### Records supplied

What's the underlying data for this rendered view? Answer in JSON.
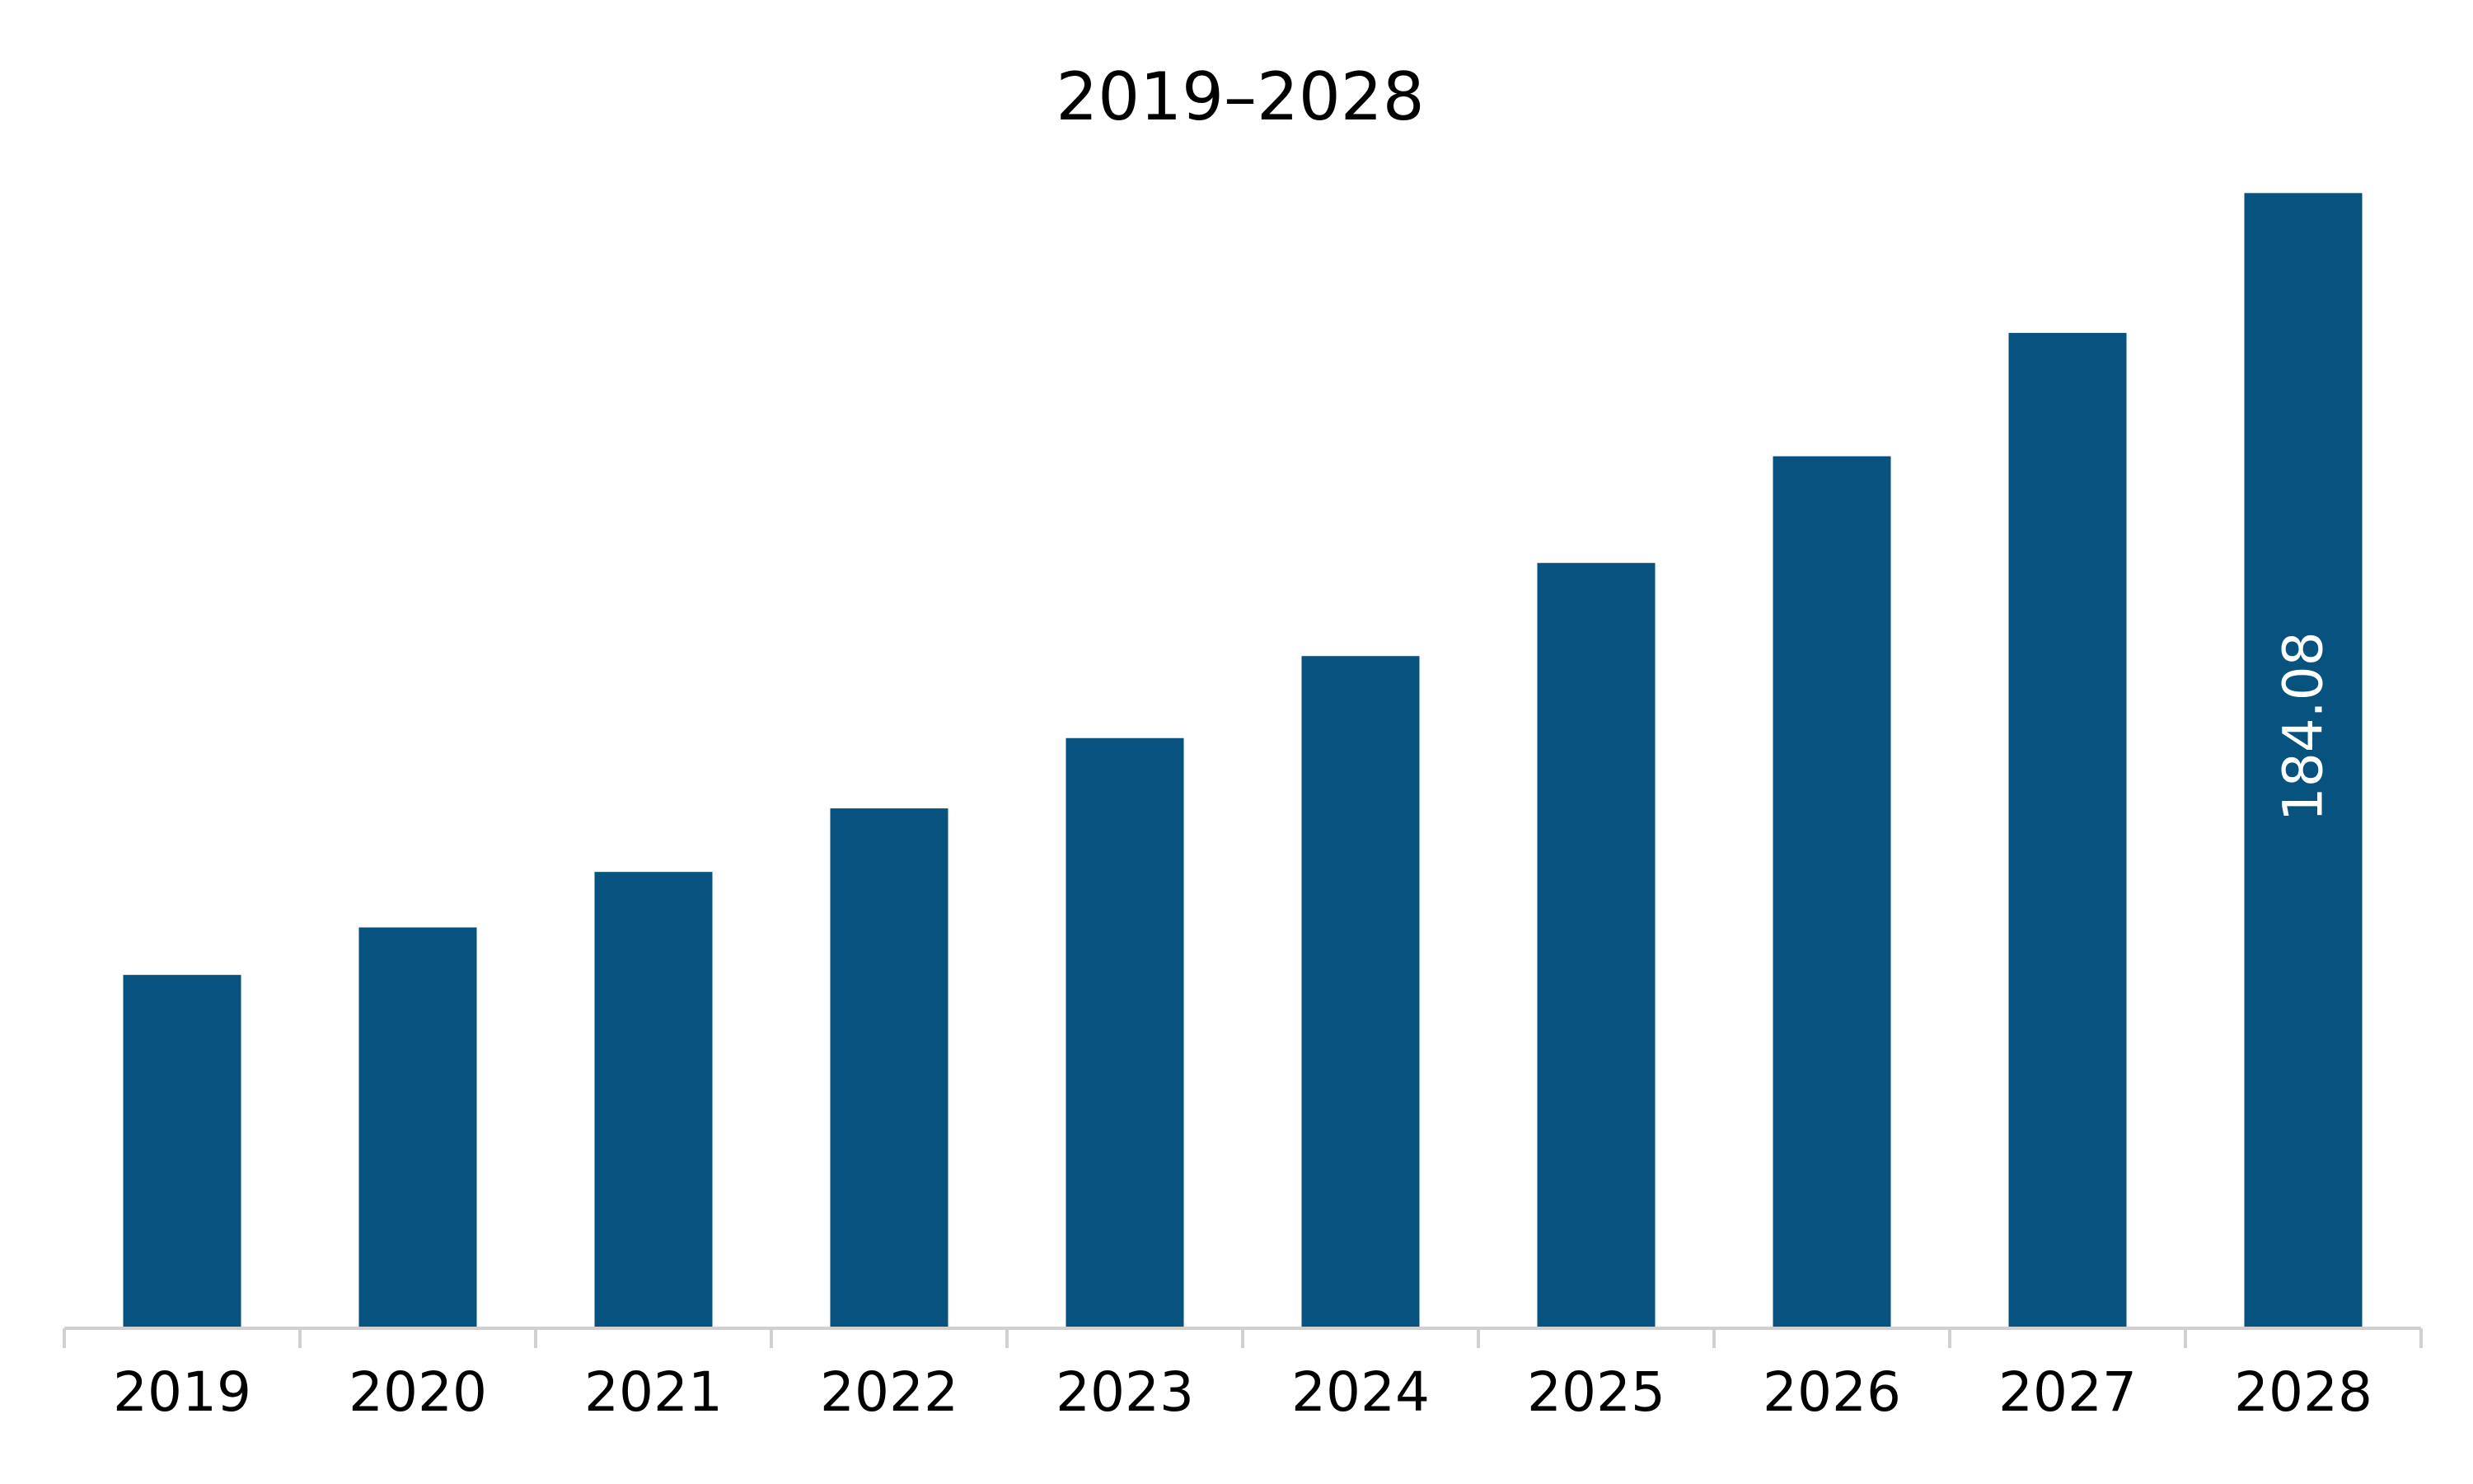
{
  "chart_data": {
    "type": "bar",
    "title": "2019–2028",
    "xlabel": "",
    "ylabel": "",
    "categories": [
      "2019",
      "2020",
      "2021",
      "2022",
      "2023",
      "2024",
      "2025",
      "2026",
      "2027",
      "2028"
    ],
    "values": [
      57.3,
      65.0,
      74.0,
      84.3,
      95.7,
      109.0,
      124.1,
      141.4,
      161.4,
      184.08
    ],
    "data_labels": [
      null,
      null,
      null,
      null,
      null,
      null,
      null,
      null,
      null,
      "184.08"
    ],
    "ylim": [
      0,
      190
    ],
    "grid": false,
    "legend": "none",
    "colors": {
      "bar": "#08527f",
      "axis": "#d0d0d0",
      "text": "#000000",
      "data_label": "#ffffff"
    }
  }
}
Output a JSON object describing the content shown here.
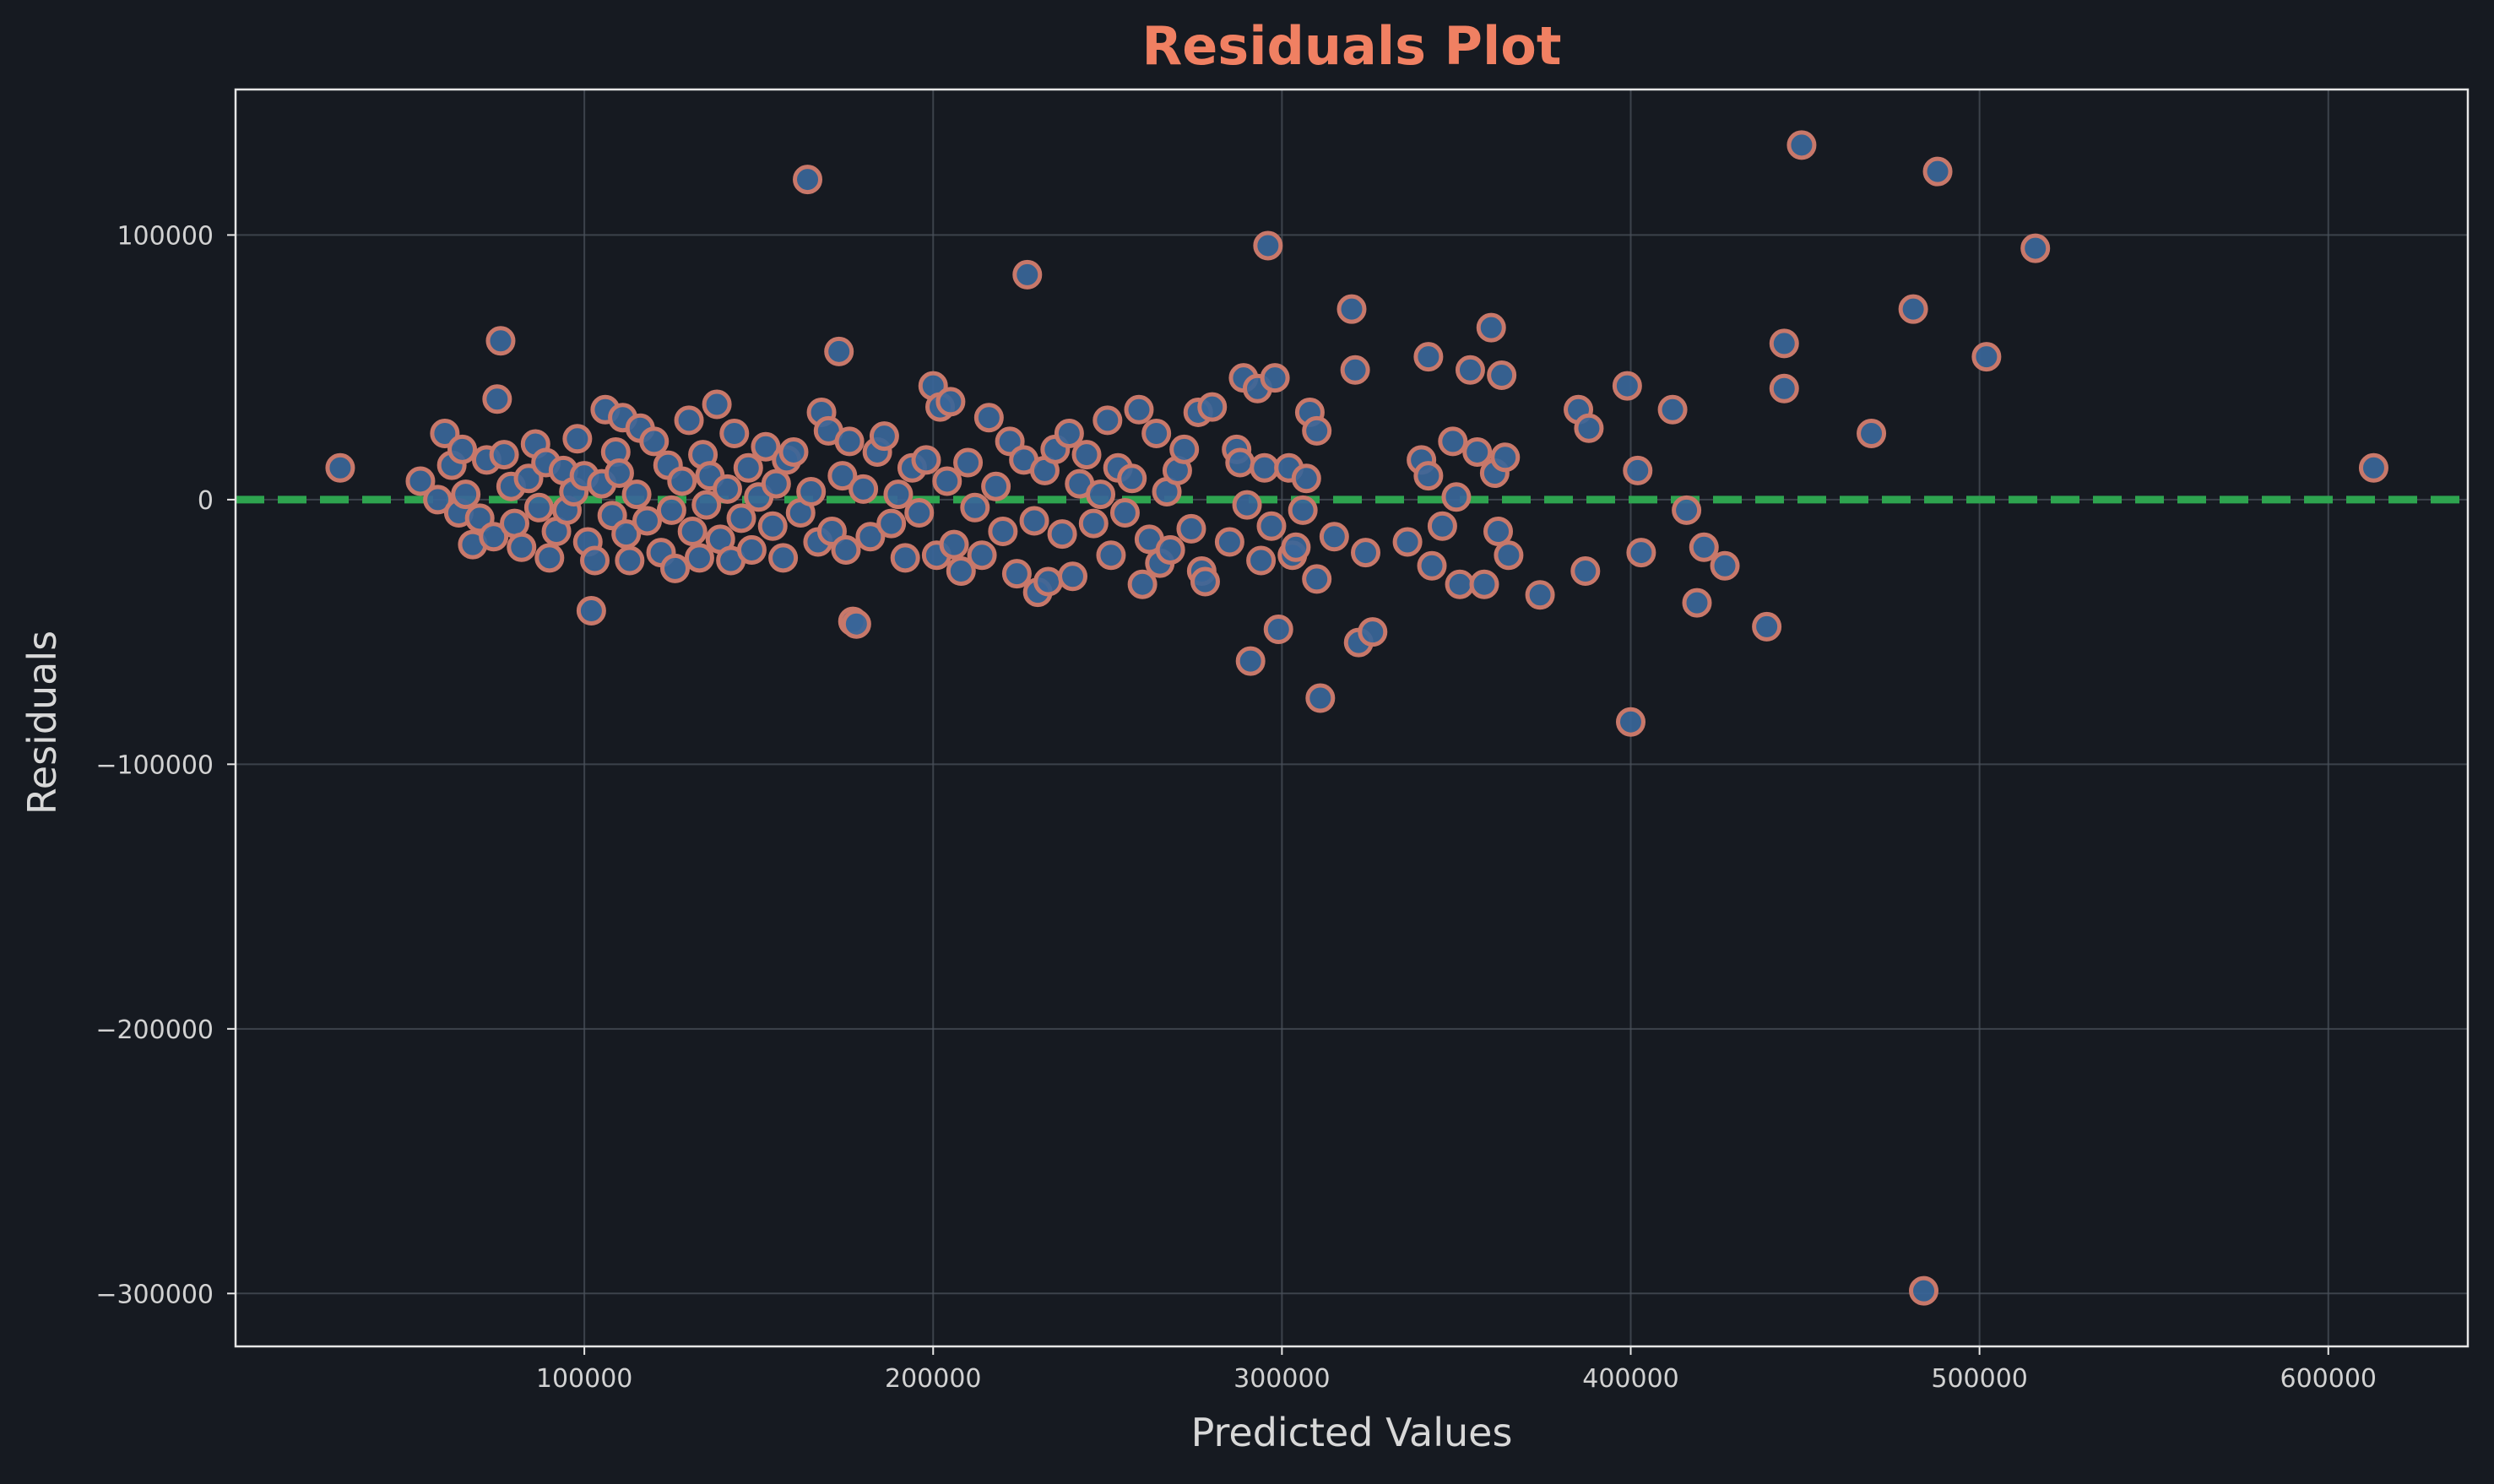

######

Your instructions: Reproduce every record above exactly, omitting the pictures.

Expected answer:
What's the underlying data for this rendered view? Answer in JSON.
{
  "chart_data": {
    "type": "bar",
    "title": "2019–2028",
    "xlabel": "",
    "ylabel": "",
    "categories": [
      "2019",
      "2020",
      "2021",
      "2022",
      "2023",
      "2024",
      "2025",
      "2026",
      "2027",
      "2028"
    ],
    "values": [
      57.3,
      65.0,
      74.0,
      84.3,
      95.7,
      109.0,
      124.1,
      141.4,
      161.4,
      184.08
    ],
    "data_labels": [
      null,
      null,
      null,
      null,
      null,
      null,
      null,
      null,
      null,
      "184.08"
    ],
    "ylim": [
      0,
      190
    ],
    "grid": false,
    "legend": "none",
    "colors": {
      "bar": "#08527f",
      "axis": "#d0d0d0",
      "text": "#000000",
      "data_label": "#ffffff"
    }
  }
}
Output a JSON object describing the content shown here.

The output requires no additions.